= EXERCISE DETAILS =
Reproduce every line of the material below character for character, with nothing added or left out.

= MATERIAL PROVIDED =

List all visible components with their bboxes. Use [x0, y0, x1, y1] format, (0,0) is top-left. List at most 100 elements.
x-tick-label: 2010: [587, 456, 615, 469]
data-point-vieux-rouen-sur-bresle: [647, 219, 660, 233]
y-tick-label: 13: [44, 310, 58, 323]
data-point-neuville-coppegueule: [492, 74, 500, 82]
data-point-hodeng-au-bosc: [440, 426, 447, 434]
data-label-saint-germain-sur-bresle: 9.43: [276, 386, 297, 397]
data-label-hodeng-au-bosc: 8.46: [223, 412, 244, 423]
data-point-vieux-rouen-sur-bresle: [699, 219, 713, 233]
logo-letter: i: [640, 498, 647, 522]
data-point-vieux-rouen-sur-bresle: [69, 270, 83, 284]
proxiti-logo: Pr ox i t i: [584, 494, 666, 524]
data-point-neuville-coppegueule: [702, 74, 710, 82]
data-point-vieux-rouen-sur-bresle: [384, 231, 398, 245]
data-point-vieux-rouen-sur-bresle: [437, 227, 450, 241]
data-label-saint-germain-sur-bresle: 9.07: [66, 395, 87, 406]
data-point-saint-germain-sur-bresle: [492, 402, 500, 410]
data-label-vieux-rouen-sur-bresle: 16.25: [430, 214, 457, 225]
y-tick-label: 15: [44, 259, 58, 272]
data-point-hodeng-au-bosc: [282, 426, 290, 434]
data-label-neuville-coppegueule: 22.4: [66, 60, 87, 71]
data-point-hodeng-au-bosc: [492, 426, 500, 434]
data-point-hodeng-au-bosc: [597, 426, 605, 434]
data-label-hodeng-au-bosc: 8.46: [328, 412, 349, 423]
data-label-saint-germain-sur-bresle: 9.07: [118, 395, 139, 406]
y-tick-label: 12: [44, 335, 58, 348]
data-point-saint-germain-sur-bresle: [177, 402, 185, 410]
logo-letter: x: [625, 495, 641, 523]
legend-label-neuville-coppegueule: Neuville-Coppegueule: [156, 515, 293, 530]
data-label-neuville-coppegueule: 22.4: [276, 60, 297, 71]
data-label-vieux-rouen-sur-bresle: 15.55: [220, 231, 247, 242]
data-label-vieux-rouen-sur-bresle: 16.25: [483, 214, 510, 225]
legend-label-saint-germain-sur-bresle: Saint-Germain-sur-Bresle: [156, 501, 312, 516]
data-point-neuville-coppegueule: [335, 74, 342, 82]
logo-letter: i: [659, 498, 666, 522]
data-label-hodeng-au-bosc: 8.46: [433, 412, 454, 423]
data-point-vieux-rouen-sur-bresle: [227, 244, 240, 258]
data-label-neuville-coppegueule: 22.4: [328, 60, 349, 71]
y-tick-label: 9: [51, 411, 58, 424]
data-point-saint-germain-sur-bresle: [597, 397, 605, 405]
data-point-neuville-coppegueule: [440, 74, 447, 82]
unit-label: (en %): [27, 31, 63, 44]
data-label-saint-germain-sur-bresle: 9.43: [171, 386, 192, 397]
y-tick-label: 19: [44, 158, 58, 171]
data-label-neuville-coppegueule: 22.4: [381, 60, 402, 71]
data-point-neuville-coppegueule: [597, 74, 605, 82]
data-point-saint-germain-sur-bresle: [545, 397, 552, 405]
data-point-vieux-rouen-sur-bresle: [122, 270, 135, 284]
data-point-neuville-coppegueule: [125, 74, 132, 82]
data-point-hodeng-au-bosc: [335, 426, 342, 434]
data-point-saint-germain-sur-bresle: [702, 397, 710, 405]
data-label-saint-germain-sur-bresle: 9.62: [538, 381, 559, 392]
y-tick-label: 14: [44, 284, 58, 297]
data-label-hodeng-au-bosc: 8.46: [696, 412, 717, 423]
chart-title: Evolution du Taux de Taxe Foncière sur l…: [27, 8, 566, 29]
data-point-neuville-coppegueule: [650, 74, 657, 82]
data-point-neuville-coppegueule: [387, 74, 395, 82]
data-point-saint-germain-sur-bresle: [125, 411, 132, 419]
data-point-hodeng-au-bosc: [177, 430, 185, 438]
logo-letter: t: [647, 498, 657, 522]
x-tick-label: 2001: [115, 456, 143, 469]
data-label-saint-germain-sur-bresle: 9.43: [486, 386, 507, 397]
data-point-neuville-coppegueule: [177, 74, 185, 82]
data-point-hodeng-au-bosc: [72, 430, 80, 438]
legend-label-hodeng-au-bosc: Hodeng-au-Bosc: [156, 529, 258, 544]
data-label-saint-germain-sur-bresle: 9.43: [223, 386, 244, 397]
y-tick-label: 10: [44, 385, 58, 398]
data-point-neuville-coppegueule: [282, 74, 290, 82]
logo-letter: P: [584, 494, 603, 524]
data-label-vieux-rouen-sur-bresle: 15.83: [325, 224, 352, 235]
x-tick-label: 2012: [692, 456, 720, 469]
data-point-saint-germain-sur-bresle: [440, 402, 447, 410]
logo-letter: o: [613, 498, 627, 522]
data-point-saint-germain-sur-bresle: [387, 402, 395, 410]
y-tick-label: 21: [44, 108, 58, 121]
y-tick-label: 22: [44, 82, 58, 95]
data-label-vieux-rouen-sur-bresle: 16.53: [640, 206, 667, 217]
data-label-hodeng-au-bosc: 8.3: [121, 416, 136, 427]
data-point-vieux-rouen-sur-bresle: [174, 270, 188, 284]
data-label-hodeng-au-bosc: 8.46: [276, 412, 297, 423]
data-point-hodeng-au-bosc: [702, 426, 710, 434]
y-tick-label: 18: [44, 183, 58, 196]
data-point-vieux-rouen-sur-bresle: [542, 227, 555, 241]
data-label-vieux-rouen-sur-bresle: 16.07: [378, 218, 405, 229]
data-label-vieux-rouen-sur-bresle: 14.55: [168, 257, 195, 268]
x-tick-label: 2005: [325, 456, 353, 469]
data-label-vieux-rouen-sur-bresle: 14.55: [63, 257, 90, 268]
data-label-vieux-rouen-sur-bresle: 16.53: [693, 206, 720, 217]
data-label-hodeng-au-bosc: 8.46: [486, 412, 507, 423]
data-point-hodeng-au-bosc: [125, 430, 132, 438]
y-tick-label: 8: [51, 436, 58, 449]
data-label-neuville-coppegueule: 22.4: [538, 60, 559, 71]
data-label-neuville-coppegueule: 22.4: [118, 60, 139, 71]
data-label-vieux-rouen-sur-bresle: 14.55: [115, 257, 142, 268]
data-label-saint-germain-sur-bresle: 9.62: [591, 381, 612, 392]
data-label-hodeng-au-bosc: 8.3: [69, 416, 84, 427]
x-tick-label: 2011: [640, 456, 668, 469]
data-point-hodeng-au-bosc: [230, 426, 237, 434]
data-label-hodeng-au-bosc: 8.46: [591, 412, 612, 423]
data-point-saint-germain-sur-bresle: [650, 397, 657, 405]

= CORRECT RESULT =
List all visible components with their bboxes. Use [x0, y0, x1, y1] format, (0,0) is top-left. List at most 100 elements.
x-tick-label: 2010: [587, 456, 615, 469]
data-point-vieux-rouen-sur-bresle: [647, 219, 660, 233]
y-tick-label: 13: [44, 310, 58, 323]
data-point-neuville-coppegueule: [492, 74, 500, 82]
data-point-hodeng-au-bosc: [440, 426, 447, 434]
data-label-saint-germain-sur-bresle: 9.43: [276, 386, 297, 397]
data-label-hodeng-au-bosc: 8.46: [223, 412, 244, 423]
data-point-vieux-rouen-sur-bresle: [699, 219, 713, 233]
logo-letter: i: [640, 498, 647, 522]
data-point-vieux-rouen-sur-bresle: [69, 270, 83, 284]
proxiti-logo: Pr ox i t i: [584, 494, 666, 524]
data-point-neuville-coppegueule: [702, 74, 710, 82]
data-point-vieux-rouen-sur-bresle: [384, 231, 398, 245]
data-point-vieux-rouen-sur-bresle: [437, 227, 450, 241]
data-label-saint-germain-sur-bresle: 9.07: [66, 395, 87, 406]
data-point-saint-germain-sur-bresle: [492, 402, 500, 410]
data-label-vieux-rouen-sur-bresle: 16.25: [430, 214, 457, 225]
y-tick-label: 15: [44, 259, 58, 272]
data-point-hodeng-au-bosc: [282, 426, 290, 434]
data-label-neuville-coppegueule: 22.4: [66, 60, 87, 71]
data-point-hodeng-au-bosc: [492, 426, 500, 434]
data-point-hodeng-au-bosc: [597, 426, 605, 434]
data-label-hodeng-au-bosc: 8.46: [328, 412, 349, 423]
data-label-saint-germain-sur-bresle: 9.07: [118, 395, 139, 406]
y-tick-label: 12: [44, 335, 58, 348]
data-point-saint-germain-sur-bresle: [177, 402, 185, 410]
logo-letter: x: [625, 495, 641, 523]
legend-label-neuville-coppegueule: Neuville-Coppegueule: [156, 515, 293, 530]
data-label-neuville-coppegueule: 22.4: [276, 60, 297, 71]
data-label-vieux-rouen-sur-bresle: 15.55: [220, 231, 247, 242]
data-label-vieux-rouen-sur-bresle: 16.25: [483, 214, 510, 225]
legend-label-saint-germain-sur-bresle: Saint-Germain-sur-Bresle: [156, 501, 312, 516]
data-point-neuville-coppegueule: [335, 74, 342, 82]
logo-letter: i: [659, 498, 666, 522]
data-label-hodeng-au-bosc: 8.46: [433, 412, 454, 423]
data-point-vieux-rouen-sur-bresle: [227, 244, 240, 258]
data-label-neuville-coppegueule: 22.4: [328, 60, 349, 71]
y-tick-label: 9: [51, 411, 58, 424]
data-point-saint-germain-sur-bresle: [597, 397, 605, 405]
data-point-neuville-coppegueule: [440, 74, 447, 82]
unit-label: (en %): [27, 31, 63, 44]
data-label-saint-germain-sur-bresle: 9.43: [171, 386, 192, 397]
y-tick-label: 19: [44, 158, 58, 171]
data-label-neuville-coppegueule: 22.4: [381, 60, 402, 71]
data-point-neuville-coppegueule: [597, 74, 605, 82]
data-point-saint-germain-sur-bresle: [545, 397, 552, 405]
data-point-vieux-rouen-sur-bresle: [122, 270, 135, 284]
data-point-neuville-coppegueule: [125, 74, 132, 82]
data-point-hodeng-au-bosc: [335, 426, 342, 434]
data-point-saint-germain-sur-bresle: [702, 397, 710, 405]
data-label-saint-germain-sur-bresle: 9.62: [538, 381, 559, 392]
y-tick-label: 14: [44, 284, 58, 297]
data-label-hodeng-au-bosc: 8.46: [696, 412, 717, 423]
chart-title: Evolution du Taux de Taxe Foncière sur l…: [27, 8, 566, 29]
data-point-neuville-coppegueule: [650, 74, 657, 82]
data-point-neuville-coppegueule: [387, 74, 395, 82]
data-point-saint-germain-sur-bresle: [125, 411, 132, 419]
data-point-hodeng-au-bosc: [177, 430, 185, 438]
logo-letter: t: [647, 498, 657, 522]
x-tick-label: 2001: [115, 456, 143, 469]
data-label-saint-germain-sur-bresle: 9.43: [486, 386, 507, 397]
data-point-neuville-coppegueule: [177, 74, 185, 82]
data-point-hodeng-au-bosc: [72, 430, 80, 438]
legend-label-hodeng-au-bosc: Hodeng-au-Bosc: [156, 529, 258, 544]
data-label-saint-germain-sur-bresle: 9.43: [223, 386, 244, 397]
y-tick-label: 10: [44, 385, 58, 398]
data-point-neuville-coppegueule: [282, 74, 290, 82]
logo-letter: P: [584, 494, 603, 524]
data-label-vieux-rouen-sur-bresle: 15.83: [325, 224, 352, 235]
x-tick-label: 2012: [692, 456, 720, 469]
data-point-saint-germain-sur-bresle: [440, 402, 447, 410]
logo-letter: o: [613, 498, 627, 522]
data-point-saint-germain-sur-bresle: [387, 402, 395, 410]
y-tick-label: 21: [44, 108, 58, 121]
y-tick-label: 22: [44, 82, 58, 95]
data-label-vieux-rouen-sur-bresle: 16.53: [640, 206, 667, 217]
data-label-hodeng-au-bosc: 8.3: [121, 416, 136, 427]
data-point-vieux-rouen-sur-bresle: [174, 270, 188, 284]
data-label-hodeng-au-bosc: 8.46: [276, 412, 297, 423]
data-point-hodeng-au-bosc: [702, 426, 710, 434]
y-tick-label: 18: [44, 183, 58, 196]
data-point-vieux-rouen-sur-bresle: [542, 227, 555, 241]
data-label-vieux-rouen-sur-bresle: 16.07: [378, 218, 405, 229]
data-label-vieux-rouen-sur-bresle: 14.55: [168, 257, 195, 268]
x-tick-label: 2005: [325, 456, 353, 469]
data-label-vieux-rouen-sur-bresle: 14.55: [63, 257, 90, 268]
data-label-vieux-rouen-sur-bresle: 16.53: [693, 206, 720, 217]
data-label-hodeng-au-bosc: 8.46: [486, 412, 507, 423]
data-point-hodeng-au-bosc: [125, 430, 132, 438]
y-tick-label: 8: [51, 436, 58, 449]
data-label-neuville-coppegueule: 22.4: [538, 60, 559, 71]
data-label-neuville-coppegueule: 22.4: [118, 60, 139, 71]
data-label-vieux-rouen-sur-bresle: 14.55: [115, 257, 142, 268]
data-label-saint-germain-sur-bresle: 9.62: [591, 381, 612, 392]
data-label-hodeng-au-bosc: 8.3: [69, 416, 84, 427]
x-tick-label: 2011: [640, 456, 668, 469]
data-point-hodeng-au-bosc: [230, 426, 237, 434]
data-label-hodeng-au-bosc: 8.46: [591, 412, 612, 423]
data-point-saint-germain-sur-bresle: [650, 397, 657, 405]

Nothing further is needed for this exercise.